[Extracted records]
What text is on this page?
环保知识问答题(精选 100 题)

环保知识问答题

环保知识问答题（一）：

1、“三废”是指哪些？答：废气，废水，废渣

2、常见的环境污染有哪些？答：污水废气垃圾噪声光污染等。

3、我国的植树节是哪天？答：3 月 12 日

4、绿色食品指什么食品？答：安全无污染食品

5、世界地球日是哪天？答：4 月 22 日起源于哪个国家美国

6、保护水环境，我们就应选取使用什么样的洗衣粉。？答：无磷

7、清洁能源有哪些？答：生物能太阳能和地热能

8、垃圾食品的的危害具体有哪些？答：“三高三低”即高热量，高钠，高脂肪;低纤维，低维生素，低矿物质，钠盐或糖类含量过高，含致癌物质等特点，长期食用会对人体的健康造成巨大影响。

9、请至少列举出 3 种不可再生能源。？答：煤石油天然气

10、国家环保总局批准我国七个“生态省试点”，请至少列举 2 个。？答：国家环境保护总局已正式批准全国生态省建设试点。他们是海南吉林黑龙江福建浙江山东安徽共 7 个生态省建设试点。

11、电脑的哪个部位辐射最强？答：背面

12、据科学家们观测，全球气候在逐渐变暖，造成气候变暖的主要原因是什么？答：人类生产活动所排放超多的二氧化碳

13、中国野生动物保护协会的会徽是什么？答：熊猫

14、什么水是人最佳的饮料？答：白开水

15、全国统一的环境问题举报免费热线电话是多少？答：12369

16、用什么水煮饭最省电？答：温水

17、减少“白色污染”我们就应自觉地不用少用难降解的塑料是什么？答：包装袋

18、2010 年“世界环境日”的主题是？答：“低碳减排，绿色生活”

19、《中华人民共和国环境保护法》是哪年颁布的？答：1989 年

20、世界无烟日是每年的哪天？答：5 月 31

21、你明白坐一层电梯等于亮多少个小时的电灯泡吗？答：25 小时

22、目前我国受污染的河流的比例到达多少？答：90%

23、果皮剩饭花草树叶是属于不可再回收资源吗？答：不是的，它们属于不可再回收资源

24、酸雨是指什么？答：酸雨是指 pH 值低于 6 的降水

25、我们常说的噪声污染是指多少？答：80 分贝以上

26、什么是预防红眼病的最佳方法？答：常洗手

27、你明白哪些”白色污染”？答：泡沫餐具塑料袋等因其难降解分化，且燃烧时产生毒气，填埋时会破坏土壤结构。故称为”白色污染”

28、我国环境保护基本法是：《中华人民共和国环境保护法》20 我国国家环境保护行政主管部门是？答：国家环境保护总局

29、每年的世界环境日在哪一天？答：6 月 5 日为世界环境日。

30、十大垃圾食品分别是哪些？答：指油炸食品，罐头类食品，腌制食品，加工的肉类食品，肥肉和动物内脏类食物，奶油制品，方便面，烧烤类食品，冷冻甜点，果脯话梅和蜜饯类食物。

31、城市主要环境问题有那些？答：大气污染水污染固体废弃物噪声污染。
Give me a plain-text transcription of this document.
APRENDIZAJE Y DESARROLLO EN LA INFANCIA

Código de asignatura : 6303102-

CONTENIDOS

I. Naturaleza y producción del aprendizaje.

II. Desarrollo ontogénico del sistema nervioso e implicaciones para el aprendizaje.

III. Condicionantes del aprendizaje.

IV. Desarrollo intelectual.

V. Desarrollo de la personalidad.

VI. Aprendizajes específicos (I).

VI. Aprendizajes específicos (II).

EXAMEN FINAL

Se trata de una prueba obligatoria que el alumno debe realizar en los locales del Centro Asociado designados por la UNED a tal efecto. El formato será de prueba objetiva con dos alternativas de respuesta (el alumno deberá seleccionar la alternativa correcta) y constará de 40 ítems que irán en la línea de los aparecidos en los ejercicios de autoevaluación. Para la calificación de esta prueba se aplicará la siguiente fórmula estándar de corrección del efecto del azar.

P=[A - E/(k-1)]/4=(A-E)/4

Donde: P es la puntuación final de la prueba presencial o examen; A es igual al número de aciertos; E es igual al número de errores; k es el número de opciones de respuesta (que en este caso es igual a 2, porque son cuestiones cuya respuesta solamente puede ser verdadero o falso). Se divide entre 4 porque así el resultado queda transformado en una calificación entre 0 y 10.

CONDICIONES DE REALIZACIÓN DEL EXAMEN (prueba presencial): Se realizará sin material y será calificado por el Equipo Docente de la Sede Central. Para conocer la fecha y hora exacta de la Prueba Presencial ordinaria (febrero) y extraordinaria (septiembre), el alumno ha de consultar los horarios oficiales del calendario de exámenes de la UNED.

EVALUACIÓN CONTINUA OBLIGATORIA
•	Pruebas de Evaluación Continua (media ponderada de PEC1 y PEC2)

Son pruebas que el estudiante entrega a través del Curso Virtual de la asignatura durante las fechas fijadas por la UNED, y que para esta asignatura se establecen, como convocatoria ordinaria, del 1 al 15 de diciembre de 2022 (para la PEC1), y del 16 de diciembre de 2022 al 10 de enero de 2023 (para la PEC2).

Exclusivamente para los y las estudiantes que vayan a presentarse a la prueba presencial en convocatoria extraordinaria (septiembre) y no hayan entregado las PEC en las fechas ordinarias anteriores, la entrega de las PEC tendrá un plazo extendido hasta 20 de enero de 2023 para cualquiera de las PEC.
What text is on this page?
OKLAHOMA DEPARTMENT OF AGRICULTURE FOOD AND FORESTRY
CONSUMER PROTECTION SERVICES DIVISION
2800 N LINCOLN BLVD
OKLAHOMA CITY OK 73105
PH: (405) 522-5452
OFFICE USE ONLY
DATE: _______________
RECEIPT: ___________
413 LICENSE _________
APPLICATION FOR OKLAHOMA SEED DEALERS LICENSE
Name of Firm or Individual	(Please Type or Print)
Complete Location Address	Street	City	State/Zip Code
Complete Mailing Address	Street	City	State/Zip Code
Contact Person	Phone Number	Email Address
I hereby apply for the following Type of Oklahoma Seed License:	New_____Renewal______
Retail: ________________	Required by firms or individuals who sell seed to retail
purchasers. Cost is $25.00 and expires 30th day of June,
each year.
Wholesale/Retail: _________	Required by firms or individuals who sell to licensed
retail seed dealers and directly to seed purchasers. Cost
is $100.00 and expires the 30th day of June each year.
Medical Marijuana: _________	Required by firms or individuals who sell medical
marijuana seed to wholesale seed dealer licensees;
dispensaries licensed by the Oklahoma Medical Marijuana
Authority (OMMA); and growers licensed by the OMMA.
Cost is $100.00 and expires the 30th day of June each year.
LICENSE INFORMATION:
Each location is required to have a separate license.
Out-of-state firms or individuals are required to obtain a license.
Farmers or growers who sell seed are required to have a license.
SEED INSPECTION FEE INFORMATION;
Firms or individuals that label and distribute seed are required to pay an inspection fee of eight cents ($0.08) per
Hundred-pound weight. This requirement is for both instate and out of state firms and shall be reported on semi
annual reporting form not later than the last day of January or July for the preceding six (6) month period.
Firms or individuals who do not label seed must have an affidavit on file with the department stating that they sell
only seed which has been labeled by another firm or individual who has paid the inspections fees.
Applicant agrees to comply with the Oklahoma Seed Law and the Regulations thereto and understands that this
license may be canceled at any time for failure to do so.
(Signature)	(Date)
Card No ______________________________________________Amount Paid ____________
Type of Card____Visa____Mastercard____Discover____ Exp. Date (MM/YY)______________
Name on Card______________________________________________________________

WHAT THE TASK REQUIRES => Each line of the material should be duplicated exactly, please.

RESULT FOR THIS TASK =>
What text is on this page?
环保知识问答题(精选 100 题)

环保知识问答题

环保知识问答题（一）：

1、“三废”是指哪些？答：废气，废水，废渣

2、常见的环境污染有哪些？答：污水废气垃圾噪声光污染等。

3、我国的植树节是哪天？答：3 月 12 日

4、绿色食品指什么食品？答：安全无污染食品

5、世界地球日是哪天？答：4 月 22 日起源于哪个国家美国

6、保护水环境，我们就应选取使用什么样的洗衣粉。？答：无磷

7、清洁能源有哪些？答：生物能太阳能和地热能

8、垃圾食品的的危害具体有哪些？答：“三高三低”即高热量，高钠，高脂肪;低纤维，低维生素，低矿物质，钠盐或糖类含量过高，含致癌物质等特点，长期食用会对人体的健康造成巨大影响。

9、请至少列举出 3 种不可再生能源。？答：煤石油天然气

10、国家环保总局批准我国七个“生态省试点”，请至少列举 2 个。？答：国家环境保护总局已正式批准全国生态省建设试点。他们是海南吉林黑龙江福建浙江山东安徽共 7 个生态省建设试点。

11、电脑的哪个部位辐射最强？答：背面

12、据科学家们观测，全球气候在逐渐变暖，造成气候变暖的主要原因是什么？答：人类生产活动所排放超多的二氧化碳

13、中国野生动物保护协会的会徽是什么？答：熊猫

14、什么水是人最佳的饮料？答：白开水

15、全国统一的环境问题举报免费热线电话是多少？答：12369

16、用什么水煮饭最省电？答：温水

17、减少“白色污染”我们就应自觉地不用少用难降解的塑料是什么？答：包装袋

18、2010 年“世界环境日”的主题是？答：“低碳减排，绿色生活”

19、《中华人民共和国环境保护法》是哪年颁布的？答：1989 年

20、世界无烟日是每年的哪天？答：5 月 31

21、你明白坐一层电梯等于亮多少个小时的电灯泡吗？答：25 小时

22、目前我国受污染的河流的比例到达多少？答：90%

23、果皮剩饭花草树叶是属于不可再回收资源吗？答：不是的，它们属于不可再回收资源

24、酸雨是指什么？答：酸雨是指 pH 值低于 6 的降水

25、我们常说的噪声污染是指多少？答：80 分贝以上

26、什么是预防红眼病的最佳方法？答：常洗手

27、你明白哪些”白色污染”？答：泡沫餐具塑料袋等因其难降解分化，且燃烧时产生毒气，填埋时会破坏土壤结构。故称为”白色污染”

28、我国环境保护基本法是：《中华人民共和国环境保护法》20 我国国家环境保护行政主管部门是？答：国家环境保护总局

29、每年的世界环境日在哪一天？答：6 月 5 日为世界环境日。

30、十大垃圾食品分别是哪些？答：指油炸食品，罐头类食品，腌制食品，加工的肉类食品，肥肉和动物内脏类食物，奶油制品，方便面，烧烤类食品，冷冻甜点，果脯话梅和蜜饯类食物。

31、城市主要环境问题有那些？答：大气污染水污染固体废弃物噪声污染。
Give me a plain-text transcription of this document.
APRENDIZAJE Y DESARROLLO EN LA INFANCIA

Código de asignatura : 6303102-

CONTENIDOS

I. Naturaleza y producción del aprendizaje.

II. Desarrollo ontogénico del sistema nervioso e implicaciones para el aprendizaje.

III. Condicionantes del aprendizaje.

IV. Desarrollo intelectual.

V. Desarrollo de la personalidad.

VI. Aprendizajes específicos (I).

VI. Aprendizajes específicos (II).

EXAMEN FINAL

Se trata de una prueba obligatoria que el alumno debe realizar en los locales del Centro Asociado designados por la UNED a tal efecto. El formato será de prueba objetiva con dos alternativas de respuesta (el alumno deberá seleccionar la alternativa correcta) y constará de 40 ítems que irán en la línea de los aparecidos en los ejercicios de autoevaluación. Para la calificación de esta prueba se aplicará la siguiente fórmula estándar de corrección del efecto del azar.

P=[A - E/(k-1)]/4=(A-E)/4

Donde: P es la puntuación final de la prueba presencial o examen; A es igual al número de aciertos; E es igual al número de errores; k es el número de opciones de respuesta (que en este caso es igual a 2, porque son cuestiones cuya respuesta solamente puede ser verdadero o falso). Se divide entre 4 porque así el resultado queda transformado en una calificación entre 0 y 10.

CONDICIONES DE REALIZACIÓN DEL EXAMEN (prueba presencial): Se realizará sin material y será calificado por el Equipo Docente de la Sede Central. Para conocer la fecha y hora exacta de la Prueba Presencial ordinaria (febrero) y extraordinaria (septiembre), el alumno ha de consultar los horarios oficiales del calendario de exámenes de la UNED.

EVALUACIÓN CONTINUA OBLIGATORIA
•	Pruebas de Evaluación Continua (media ponderada de PEC1 y PEC2)

Son pruebas que el estudiante entrega a través del Curso Virtual de la asignatura durante las fechas fijadas por la UNED, y que para esta asignatura se establecen, como convocatoria ordinaria, del 1 al 15 de diciembre de 2022 (para la PEC1), y del 16 de diciembre de 2022 al 10 de enero de 2023 (para la PEC2).

Exclusivamente para los y las estudiantes que vayan a presentarse a la prueba presencial en convocatoria extraordinaria (septiembre) y no hayan entregado las PEC en las fechas ordinarias anteriores, la entrega de las PEC tendrá un plazo extendido hasta 20 de enero de 2023 para cualquiera de las PEC.
What text is on this page?
OKLAHOMA DEPARTMENT OF AGRICULTURE FOOD AND FORESTRY
CONSUMER PROTECTION SERVICES DIVISION
2800 N LINCOLN BLVD
OKLAHOMA CITY OK 73105
PH: (405) 522-5452
OFFICE USE ONLY
DATE: _______________
RECEIPT: ___________
413 LICENSE _________
APPLICATION FOR OKLAHOMA SEED DEALERS LICENSE
Name of Firm or Individual	(Please Type or Print)
Complete Location Address	Street	City	State/Zip Code
Complete Mailing Address	Street	City	State/Zip Code
Contact Person	Phone Number	Email Address
I hereby apply for the following Type of Oklahoma Seed License:	New_____Renewal______
Retail: ________________	Required by firms or individuals who sell seed to retail
purchasers. Cost is $25.00 and expires 30th day of June,
each year.
Wholesale/Retail: _________	Required by firms or individuals who sell to licensed
retail seed dealers and directly to seed purchasers. Cost
is $100.00 and expires the 30th day of June each year.
Medical Marijuana: _________	Required by firms or individuals who sell medical
marijuana seed to wholesale seed dealer licensees;
dispensaries licensed by the Oklahoma Medical Marijuana
Authority (OMMA); and growers licensed by the OMMA.
Cost is $100.00 and expires the 30th day of June each year.
LICENSE INFORMATION:
Each location is required to have a separate license.
Out-of-state firms or individuals are required to obtain a license.
Farmers or growers who sell seed are required to have a license.
SEED INSPECTION FEE INFORMATION;
Firms or individuals that label and distribute seed are required to pay an inspection fee of eight cents ($0.08) per
Hundred-pound weight. This requirement is for both instate and out of state firms and shall be reported on semi
annual reporting form not later than the last day of January or July for the preceding six (6) month period.
Firms or individuals who do not label seed must have an affidavit on file with the department stating that they sell
only seed which has been labeled by another firm or individual who has paid the inspections fees.
Applicant agrees to comply with the Oklahoma Seed Law and the Regulations thereto and understands that this
license may be canceled at any time for failure to do so.
(Signature)	(Date)
Card No ______________________________________________Amount Paid ____________
Type of Card____Visa____Mastercard____Discover____ Exp. Date (MM/YY)______________
Name on Card______________________________________________________________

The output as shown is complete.